Exercise goal
Copy each line holding the string "HIỆN".

Working data
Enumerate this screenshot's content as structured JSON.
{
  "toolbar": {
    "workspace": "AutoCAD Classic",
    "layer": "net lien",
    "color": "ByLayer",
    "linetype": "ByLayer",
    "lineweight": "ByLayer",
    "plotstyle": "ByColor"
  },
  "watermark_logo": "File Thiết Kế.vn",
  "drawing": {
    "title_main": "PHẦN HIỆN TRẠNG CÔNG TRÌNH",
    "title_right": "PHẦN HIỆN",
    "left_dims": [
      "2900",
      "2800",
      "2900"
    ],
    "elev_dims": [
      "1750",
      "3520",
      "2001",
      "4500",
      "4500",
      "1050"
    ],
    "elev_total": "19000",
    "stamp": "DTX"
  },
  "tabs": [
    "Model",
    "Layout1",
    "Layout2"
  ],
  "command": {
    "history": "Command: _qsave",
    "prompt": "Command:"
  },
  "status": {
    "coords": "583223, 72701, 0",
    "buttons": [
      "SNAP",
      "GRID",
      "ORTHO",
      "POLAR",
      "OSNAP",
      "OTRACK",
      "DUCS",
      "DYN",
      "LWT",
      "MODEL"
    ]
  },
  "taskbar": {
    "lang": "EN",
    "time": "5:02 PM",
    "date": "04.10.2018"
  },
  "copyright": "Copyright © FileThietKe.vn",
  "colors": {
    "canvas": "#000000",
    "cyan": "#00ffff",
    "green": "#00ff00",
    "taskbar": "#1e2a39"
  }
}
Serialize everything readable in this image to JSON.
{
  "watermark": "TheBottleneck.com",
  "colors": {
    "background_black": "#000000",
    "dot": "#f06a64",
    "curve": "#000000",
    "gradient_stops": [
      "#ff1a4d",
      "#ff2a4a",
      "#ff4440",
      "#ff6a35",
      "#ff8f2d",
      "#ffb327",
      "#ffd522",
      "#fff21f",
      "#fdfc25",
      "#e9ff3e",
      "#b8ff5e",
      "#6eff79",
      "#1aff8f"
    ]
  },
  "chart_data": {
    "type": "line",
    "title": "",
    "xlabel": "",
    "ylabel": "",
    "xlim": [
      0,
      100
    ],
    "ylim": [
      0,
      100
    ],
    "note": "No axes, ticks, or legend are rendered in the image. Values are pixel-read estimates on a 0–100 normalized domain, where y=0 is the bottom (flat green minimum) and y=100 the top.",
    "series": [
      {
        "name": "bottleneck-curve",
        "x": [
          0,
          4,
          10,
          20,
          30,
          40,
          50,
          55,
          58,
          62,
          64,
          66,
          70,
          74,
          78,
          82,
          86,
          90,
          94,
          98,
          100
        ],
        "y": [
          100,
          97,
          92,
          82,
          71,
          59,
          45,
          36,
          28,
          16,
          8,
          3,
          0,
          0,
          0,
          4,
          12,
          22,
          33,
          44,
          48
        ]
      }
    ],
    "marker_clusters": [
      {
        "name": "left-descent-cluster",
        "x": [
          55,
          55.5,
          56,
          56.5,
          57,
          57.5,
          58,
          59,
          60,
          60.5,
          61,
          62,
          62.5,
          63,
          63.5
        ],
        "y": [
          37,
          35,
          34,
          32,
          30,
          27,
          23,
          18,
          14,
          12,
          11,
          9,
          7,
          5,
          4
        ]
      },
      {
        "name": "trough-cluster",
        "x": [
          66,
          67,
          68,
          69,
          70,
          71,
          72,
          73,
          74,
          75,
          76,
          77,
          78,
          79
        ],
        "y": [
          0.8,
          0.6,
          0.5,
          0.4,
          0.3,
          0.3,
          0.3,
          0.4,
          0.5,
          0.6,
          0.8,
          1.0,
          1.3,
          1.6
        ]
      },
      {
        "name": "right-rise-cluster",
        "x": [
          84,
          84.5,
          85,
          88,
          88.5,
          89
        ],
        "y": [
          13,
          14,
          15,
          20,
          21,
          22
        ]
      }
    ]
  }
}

Answer for this exercise
    "title_main": "PHẦN HIỆN TRẠNG CÔNG TRÌNH",
    "title_right": "PHẦN HIỆN",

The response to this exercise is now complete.